● **Task goal**:
Put every line of the entries below into a numbered list, leaving out any blank lines.

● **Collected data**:

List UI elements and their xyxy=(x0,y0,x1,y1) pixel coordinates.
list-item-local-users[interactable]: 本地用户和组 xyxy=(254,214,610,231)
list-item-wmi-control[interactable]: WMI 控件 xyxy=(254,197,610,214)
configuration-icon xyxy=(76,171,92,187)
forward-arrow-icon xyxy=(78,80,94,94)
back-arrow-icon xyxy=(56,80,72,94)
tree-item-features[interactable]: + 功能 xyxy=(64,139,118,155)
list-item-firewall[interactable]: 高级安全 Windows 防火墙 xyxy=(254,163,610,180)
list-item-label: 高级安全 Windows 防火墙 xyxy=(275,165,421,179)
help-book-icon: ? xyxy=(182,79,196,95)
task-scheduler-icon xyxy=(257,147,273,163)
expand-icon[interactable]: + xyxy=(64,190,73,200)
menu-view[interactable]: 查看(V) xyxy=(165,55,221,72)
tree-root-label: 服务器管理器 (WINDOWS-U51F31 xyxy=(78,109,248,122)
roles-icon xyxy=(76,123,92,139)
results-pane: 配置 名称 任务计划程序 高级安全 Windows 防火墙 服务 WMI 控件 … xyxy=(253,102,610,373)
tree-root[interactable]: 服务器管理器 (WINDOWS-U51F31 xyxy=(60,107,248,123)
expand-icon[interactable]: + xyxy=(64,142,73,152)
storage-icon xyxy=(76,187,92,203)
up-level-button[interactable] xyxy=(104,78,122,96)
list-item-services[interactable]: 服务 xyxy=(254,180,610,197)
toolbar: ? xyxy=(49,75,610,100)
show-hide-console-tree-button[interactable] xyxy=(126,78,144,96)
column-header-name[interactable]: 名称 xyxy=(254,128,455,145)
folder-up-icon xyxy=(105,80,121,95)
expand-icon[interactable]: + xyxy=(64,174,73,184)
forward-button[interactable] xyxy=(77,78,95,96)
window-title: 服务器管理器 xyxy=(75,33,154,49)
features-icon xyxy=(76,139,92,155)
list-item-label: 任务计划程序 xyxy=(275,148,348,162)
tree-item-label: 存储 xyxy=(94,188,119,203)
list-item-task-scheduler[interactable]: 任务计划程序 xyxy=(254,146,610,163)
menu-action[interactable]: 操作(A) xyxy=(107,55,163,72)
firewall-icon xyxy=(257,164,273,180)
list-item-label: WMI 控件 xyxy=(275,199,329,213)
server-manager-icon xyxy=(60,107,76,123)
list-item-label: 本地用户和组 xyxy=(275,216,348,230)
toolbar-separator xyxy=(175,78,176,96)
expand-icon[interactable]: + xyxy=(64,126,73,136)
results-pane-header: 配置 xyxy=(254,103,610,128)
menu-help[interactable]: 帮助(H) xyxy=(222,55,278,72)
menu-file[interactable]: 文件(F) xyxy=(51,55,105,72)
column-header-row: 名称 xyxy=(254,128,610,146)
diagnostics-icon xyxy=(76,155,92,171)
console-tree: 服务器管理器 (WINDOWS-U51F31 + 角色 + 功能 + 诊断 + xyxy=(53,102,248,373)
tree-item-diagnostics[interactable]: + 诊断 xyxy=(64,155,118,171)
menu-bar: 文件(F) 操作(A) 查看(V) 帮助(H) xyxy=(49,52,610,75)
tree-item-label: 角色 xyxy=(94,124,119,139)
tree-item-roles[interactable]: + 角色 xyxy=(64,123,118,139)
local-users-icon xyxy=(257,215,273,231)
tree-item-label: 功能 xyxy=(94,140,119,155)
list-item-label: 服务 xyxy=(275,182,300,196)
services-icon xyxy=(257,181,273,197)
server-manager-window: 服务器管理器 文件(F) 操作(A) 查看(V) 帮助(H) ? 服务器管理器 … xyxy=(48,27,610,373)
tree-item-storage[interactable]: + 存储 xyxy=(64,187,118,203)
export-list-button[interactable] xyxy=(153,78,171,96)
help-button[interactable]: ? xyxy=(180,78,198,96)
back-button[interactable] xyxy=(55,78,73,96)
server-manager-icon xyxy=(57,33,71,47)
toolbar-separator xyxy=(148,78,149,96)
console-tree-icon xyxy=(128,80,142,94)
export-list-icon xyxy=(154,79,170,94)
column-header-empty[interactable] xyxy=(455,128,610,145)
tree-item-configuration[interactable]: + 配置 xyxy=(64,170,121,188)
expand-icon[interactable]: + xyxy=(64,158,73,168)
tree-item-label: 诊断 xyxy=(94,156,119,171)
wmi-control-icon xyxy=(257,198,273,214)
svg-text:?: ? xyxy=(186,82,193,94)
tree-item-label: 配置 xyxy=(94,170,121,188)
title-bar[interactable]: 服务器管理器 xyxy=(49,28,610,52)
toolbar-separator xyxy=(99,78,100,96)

● **Full answer**:
1. List UI elements and their xyxy=(x0,y0,x1,y1) pixel coordinates.
2. list-item-local-users[interactable]: 本地用户和组 xyxy=(254,214,610,231)
3. list-item-wmi-control[interactable]: WMI 控件 xyxy=(254,197,610,214)
4. configuration-icon xyxy=(76,171,92,187)
5. forward-arrow-icon xyxy=(78,80,94,94)
6. back-arrow-icon xyxy=(56,80,72,94)
7. tree-item-features[interactable]: + 功能 xyxy=(64,139,118,155)
8. list-item-firewall[interactable]: 高级安全 Windows 防火墙 xyxy=(254,163,610,180)
9. list-item-label: 高级安全 Windows 防火墙 xyxy=(275,165,421,179)
10. help-book-icon: ? xyxy=(182,79,196,95)
11. task-scheduler-icon xyxy=(257,147,273,163)
12. expand-icon[interactable]: + xyxy=(64,190,73,200)
13. menu-view[interactable]: 查看(V) xyxy=(165,55,221,72)
14. tree-root-label: 服务器管理器 (WINDOWS-U51F31 xyxy=(78,109,248,122)
15. roles-icon xyxy=(76,123,92,139)
16. results-pane: 配置 名称 任务计划程序 高级安全 Windows 防火墙 服务 WMI 控件 … xyxy=(253,102,610,373)
17. tree-root[interactable]: 服务器管理器 (WINDOWS-U51F31 xyxy=(60,107,248,123)
18. expand-icon[interactable]: + xyxy=(64,142,73,152)
19. storage-icon xyxy=(76,187,92,203)
20. up-level-button[interactable] xyxy=(104,78,122,96)
21. list-item-services[interactable]: 服务 xyxy=(254,180,610,197)
22. toolbar: ? xyxy=(49,75,610,100)
23. show-hide-console-tree-button[interactable] xyxy=(126,78,144,96)
24. column-header-name[interactable]: 名称 xyxy=(254,128,455,145)
25. folder-up-icon xyxy=(105,80,121,95)
26. expand-icon[interactable]: + xyxy=(64,174,73,184)
27. forward-button[interactable] xyxy=(77,78,95,96)
28. window-title: 服务器管理器 xyxy=(75,33,154,49)
29. features-icon xyxy=(76,139,92,155)
30. list-item-label: 任务计划程序 xyxy=(275,148,348,162)
31. tree-item-label: 存储 xyxy=(94,188,119,203)
32. list-item-task-scheduler[interactable]: 任务计划程序 xyxy=(254,146,610,163)
33. menu-action[interactable]: 操作(A) xyxy=(107,55,163,72)
34. firewall-icon xyxy=(257,164,273,180)
35. list-item-label: WMI 控件 xyxy=(275,199,329,213)
36. server-manager-icon xyxy=(60,107,76,123)
37. list-item-label: 本地用户和组 xyxy=(275,216,348,230)
38. toolbar-separator xyxy=(175,78,176,96)
39. expand-icon[interactable]: + xyxy=(64,126,73,136)
40. results-pane-header: 配置 xyxy=(254,103,610,128)
41. menu-help[interactable]: 帮助(H) xyxy=(222,55,278,72)
42. menu-file[interactable]: 文件(F) xyxy=(51,55,105,72)
43. column-header-row: 名称 xyxy=(254,128,610,146)
44. diagnostics-icon xyxy=(76,155,92,171)
45. console-tree: 服务器管理器 (WINDOWS-U51F31 + 角色 + 功能 + 诊断 + xyxy=(53,102,248,373)
46. tree-item-diagnostics[interactable]: + 诊断 xyxy=(64,155,118,171)
47. menu-bar: 文件(F) 操作(A) 查看(V) 帮助(H) xyxy=(49,52,610,75)
48. tree-item-label: 角色 xyxy=(94,124,119,139)
49. tree-item-roles[interactable]: + 角色 xyxy=(64,123,118,139)
50. local-users-icon xyxy=(257,215,273,231)
51. tree-item-label: 功能 xyxy=(94,140,119,155)
52. list-item-label: 服务 xyxy=(275,182,300,196)
53. services-icon xyxy=(257,181,273,197)
54. server-manager-window: 服务器管理器 文件(F) 操作(A) 查看(V) 帮助(H) ? 服务器管理器 … xyxy=(48,27,610,373)
55. tree-item-storage[interactable]: + 存储 xyxy=(64,187,118,203)
56. export-list-button[interactable] xyxy=(153,78,171,96)
57. help-button[interactable]: ? xyxy=(180,78,198,96)
58. back-button[interactable] xyxy=(55,78,73,96)
59. server-manager-icon xyxy=(57,33,71,47)
60. toolbar-separator xyxy=(148,78,149,96)
61. console-tree-icon xyxy=(128,80,142,94)
62. export-list-icon xyxy=(154,79,170,94)
63. column-header-empty[interactable] xyxy=(455,128,610,145)
64. tree-item-configuration[interactable]: + 配置 xyxy=(64,170,121,188)
65. expand-icon[interactable]: + xyxy=(64,158,73,168)
66. tree-item-label: 诊断 xyxy=(94,156,119,171)
67. wmi-control-icon xyxy=(257,198,273,214)
68. svg-text:?: ? xyxy=(186,82,193,94)
69. tree-item-label: 配置 xyxy=(94,170,121,188)
70. title-bar[interactable]: 服务器管理器 xyxy=(49,28,610,52)
71. toolbar-separator xyxy=(99,78,100,96)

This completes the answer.